-- start DATA EXCERPTS --

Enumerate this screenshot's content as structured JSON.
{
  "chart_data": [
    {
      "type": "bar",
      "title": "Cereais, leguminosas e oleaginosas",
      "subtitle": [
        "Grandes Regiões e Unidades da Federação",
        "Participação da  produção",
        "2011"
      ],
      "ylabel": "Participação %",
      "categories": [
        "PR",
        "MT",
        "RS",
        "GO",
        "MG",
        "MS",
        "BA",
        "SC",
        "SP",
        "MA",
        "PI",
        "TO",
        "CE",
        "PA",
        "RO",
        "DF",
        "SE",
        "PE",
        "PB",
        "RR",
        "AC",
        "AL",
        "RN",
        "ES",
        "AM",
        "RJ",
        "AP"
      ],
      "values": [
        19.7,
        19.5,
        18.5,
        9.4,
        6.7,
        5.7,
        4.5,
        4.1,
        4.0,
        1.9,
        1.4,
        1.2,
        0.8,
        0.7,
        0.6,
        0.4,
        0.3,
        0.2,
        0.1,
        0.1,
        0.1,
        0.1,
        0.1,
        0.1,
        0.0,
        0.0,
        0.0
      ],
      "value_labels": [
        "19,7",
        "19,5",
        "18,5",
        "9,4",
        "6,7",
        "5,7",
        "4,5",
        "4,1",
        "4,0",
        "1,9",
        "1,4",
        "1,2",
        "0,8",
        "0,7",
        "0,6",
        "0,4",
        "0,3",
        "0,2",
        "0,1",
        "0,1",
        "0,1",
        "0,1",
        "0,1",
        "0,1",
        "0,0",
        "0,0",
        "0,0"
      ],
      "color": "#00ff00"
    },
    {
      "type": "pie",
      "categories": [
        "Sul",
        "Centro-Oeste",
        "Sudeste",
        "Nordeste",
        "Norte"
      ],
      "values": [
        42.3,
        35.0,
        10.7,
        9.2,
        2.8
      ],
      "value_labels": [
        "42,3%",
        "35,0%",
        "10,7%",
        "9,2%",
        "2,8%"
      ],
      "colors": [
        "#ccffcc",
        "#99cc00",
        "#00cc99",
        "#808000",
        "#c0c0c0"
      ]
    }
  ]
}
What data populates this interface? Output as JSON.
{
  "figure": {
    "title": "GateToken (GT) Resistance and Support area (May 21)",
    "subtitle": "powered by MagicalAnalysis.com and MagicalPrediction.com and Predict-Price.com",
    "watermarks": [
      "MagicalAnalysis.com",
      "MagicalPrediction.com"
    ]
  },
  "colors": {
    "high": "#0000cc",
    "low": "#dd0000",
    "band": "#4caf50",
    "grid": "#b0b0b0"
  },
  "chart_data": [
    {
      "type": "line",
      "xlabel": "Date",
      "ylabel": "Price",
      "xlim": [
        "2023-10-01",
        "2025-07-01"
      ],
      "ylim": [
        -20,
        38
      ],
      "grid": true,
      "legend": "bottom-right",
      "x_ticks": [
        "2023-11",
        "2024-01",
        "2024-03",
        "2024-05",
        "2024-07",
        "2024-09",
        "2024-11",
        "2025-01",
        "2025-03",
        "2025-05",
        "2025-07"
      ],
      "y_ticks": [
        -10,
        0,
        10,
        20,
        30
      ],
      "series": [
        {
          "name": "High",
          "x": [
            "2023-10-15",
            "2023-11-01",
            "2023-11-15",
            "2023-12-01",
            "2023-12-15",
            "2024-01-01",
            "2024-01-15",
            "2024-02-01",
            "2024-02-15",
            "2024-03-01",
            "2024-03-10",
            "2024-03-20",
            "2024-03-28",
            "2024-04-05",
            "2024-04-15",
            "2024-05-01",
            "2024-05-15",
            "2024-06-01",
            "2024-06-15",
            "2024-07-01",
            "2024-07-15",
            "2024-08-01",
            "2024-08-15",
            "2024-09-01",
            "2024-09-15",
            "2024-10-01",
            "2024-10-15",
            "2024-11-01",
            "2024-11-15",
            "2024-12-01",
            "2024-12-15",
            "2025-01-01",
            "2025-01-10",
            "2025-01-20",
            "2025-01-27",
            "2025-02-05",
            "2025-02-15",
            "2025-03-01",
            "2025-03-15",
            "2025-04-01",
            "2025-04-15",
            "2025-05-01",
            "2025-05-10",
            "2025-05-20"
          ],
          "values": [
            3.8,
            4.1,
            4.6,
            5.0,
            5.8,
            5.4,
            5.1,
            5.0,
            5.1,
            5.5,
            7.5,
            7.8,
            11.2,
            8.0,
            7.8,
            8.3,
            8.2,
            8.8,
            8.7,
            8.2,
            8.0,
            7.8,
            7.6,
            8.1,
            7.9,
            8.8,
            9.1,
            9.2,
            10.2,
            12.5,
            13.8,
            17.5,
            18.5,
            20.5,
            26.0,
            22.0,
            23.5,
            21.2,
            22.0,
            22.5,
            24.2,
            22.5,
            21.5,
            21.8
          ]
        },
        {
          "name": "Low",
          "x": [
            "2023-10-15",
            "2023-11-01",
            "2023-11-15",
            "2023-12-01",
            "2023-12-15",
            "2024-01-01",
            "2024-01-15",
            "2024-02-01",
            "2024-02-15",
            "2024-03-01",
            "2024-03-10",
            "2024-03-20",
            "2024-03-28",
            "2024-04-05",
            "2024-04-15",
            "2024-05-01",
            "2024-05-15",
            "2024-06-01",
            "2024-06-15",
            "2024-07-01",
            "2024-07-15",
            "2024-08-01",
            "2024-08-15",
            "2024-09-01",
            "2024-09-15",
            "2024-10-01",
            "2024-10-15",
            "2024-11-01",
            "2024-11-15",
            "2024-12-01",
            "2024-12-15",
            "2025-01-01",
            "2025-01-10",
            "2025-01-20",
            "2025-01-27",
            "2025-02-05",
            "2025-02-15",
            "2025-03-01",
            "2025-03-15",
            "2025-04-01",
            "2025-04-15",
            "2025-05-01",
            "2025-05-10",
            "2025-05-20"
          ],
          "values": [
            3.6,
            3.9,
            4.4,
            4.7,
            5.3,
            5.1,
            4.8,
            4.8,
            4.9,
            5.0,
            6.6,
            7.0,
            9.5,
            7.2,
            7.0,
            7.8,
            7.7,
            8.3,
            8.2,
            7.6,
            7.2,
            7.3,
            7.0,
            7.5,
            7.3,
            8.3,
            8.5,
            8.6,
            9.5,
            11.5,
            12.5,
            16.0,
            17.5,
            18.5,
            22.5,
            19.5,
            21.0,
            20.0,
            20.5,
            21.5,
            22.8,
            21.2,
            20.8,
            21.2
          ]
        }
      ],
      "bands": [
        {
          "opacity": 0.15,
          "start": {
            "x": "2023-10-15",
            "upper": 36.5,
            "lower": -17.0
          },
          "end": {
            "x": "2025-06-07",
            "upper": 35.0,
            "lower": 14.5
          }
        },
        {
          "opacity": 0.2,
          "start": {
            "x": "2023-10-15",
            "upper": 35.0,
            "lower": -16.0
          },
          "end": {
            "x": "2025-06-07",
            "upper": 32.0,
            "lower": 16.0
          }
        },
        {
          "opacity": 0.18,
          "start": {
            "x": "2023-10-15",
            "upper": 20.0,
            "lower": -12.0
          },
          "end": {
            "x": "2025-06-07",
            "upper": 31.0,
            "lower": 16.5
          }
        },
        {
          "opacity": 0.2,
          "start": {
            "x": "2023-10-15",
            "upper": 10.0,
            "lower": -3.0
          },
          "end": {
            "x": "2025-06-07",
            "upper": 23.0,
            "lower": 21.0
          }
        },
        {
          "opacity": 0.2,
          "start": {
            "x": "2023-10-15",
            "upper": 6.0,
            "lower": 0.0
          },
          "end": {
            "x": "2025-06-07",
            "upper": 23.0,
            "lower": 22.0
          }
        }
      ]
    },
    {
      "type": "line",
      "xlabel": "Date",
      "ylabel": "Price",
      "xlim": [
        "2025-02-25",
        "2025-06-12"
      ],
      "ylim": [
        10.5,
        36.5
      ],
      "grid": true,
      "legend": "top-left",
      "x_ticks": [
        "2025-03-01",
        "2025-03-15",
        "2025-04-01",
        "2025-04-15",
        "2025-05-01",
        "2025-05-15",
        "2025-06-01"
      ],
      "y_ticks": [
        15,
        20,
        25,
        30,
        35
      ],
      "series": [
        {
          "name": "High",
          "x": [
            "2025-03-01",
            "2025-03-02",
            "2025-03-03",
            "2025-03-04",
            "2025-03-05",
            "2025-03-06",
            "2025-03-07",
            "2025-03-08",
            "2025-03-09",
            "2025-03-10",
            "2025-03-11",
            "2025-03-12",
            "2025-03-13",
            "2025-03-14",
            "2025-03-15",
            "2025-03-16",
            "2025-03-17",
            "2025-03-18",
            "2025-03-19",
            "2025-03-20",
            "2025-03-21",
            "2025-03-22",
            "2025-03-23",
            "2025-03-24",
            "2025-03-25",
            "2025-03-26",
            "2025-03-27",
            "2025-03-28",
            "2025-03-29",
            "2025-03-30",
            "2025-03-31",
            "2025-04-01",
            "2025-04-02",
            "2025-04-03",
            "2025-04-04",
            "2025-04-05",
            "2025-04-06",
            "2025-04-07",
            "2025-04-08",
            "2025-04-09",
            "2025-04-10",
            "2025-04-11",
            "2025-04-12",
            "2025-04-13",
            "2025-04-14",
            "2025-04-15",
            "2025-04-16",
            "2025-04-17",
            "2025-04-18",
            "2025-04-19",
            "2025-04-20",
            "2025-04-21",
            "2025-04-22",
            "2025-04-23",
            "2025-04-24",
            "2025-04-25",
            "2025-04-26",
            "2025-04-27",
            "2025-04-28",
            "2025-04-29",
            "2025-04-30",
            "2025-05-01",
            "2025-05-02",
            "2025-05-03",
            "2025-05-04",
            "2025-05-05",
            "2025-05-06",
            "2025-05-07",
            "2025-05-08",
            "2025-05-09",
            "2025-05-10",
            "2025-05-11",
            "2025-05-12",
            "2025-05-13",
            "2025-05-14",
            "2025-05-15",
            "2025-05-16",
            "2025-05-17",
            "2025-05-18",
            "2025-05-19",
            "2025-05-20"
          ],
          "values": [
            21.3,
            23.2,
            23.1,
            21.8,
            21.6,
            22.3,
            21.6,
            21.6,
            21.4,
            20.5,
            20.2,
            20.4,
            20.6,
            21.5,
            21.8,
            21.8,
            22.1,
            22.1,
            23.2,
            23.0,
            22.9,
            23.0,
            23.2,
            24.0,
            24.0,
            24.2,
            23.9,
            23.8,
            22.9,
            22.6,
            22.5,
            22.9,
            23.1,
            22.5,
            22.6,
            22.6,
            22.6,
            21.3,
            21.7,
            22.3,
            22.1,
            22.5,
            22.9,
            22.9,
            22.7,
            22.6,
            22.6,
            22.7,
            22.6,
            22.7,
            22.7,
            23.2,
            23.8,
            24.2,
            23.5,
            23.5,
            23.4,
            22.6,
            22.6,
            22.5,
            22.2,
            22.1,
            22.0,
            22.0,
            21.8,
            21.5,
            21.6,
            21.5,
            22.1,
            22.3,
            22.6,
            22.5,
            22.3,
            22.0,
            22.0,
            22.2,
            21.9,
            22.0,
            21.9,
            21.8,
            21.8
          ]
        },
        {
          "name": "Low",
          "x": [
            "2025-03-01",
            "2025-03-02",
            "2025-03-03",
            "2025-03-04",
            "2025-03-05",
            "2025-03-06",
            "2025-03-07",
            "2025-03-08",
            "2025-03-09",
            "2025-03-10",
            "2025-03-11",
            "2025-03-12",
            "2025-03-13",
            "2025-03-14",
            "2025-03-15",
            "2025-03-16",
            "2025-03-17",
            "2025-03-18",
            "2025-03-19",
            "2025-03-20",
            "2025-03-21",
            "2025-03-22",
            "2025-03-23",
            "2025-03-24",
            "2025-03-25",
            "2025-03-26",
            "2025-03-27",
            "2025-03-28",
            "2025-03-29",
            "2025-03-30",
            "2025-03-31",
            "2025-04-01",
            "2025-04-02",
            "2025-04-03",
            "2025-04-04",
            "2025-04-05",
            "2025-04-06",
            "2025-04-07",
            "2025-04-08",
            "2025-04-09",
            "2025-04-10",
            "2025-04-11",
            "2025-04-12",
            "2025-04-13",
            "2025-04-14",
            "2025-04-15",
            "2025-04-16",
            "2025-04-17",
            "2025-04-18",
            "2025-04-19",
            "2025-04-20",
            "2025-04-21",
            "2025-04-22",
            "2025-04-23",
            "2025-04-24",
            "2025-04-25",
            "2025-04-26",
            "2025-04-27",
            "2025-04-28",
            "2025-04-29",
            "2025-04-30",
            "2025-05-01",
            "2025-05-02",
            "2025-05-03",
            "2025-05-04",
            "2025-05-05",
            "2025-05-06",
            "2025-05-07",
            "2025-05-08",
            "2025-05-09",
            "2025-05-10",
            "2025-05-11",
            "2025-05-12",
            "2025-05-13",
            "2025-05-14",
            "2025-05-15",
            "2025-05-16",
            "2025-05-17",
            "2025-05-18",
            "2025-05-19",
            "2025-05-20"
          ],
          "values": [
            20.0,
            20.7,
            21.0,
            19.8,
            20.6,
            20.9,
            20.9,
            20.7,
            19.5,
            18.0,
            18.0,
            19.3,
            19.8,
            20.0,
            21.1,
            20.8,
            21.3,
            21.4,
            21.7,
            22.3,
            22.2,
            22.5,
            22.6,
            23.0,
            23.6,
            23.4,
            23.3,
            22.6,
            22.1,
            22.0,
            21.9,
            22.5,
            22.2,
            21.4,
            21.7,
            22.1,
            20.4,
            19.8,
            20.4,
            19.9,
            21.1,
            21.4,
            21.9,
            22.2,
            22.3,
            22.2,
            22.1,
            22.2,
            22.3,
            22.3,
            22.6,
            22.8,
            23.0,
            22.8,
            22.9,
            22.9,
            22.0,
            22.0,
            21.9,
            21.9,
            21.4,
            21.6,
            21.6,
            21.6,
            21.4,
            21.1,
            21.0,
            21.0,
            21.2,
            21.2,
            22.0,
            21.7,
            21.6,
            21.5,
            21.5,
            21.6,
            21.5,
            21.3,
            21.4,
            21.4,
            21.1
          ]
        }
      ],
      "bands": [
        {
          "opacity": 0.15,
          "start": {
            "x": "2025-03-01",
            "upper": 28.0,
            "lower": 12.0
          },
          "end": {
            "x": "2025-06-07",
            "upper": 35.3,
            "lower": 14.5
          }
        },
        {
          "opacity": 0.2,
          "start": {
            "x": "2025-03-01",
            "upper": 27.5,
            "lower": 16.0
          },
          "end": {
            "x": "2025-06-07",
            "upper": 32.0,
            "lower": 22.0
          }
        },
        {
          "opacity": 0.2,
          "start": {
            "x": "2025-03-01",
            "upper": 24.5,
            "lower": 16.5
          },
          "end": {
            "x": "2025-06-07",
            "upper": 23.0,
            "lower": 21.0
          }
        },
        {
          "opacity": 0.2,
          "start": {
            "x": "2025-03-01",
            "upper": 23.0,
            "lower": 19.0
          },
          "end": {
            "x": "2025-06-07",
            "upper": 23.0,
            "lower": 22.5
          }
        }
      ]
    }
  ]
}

-- end DATA EXCERPTS --

> [WHAT IS BEING ASKED]:
Pull every line containing the word "MagicalPrediction" out of the material.

> [EXERCISE ANSWER]:
    "subtitle": "powered by MagicalAnalysis.com and MagicalPrediction.com and Predict-Price.com",
      "MagicalPrediction.com"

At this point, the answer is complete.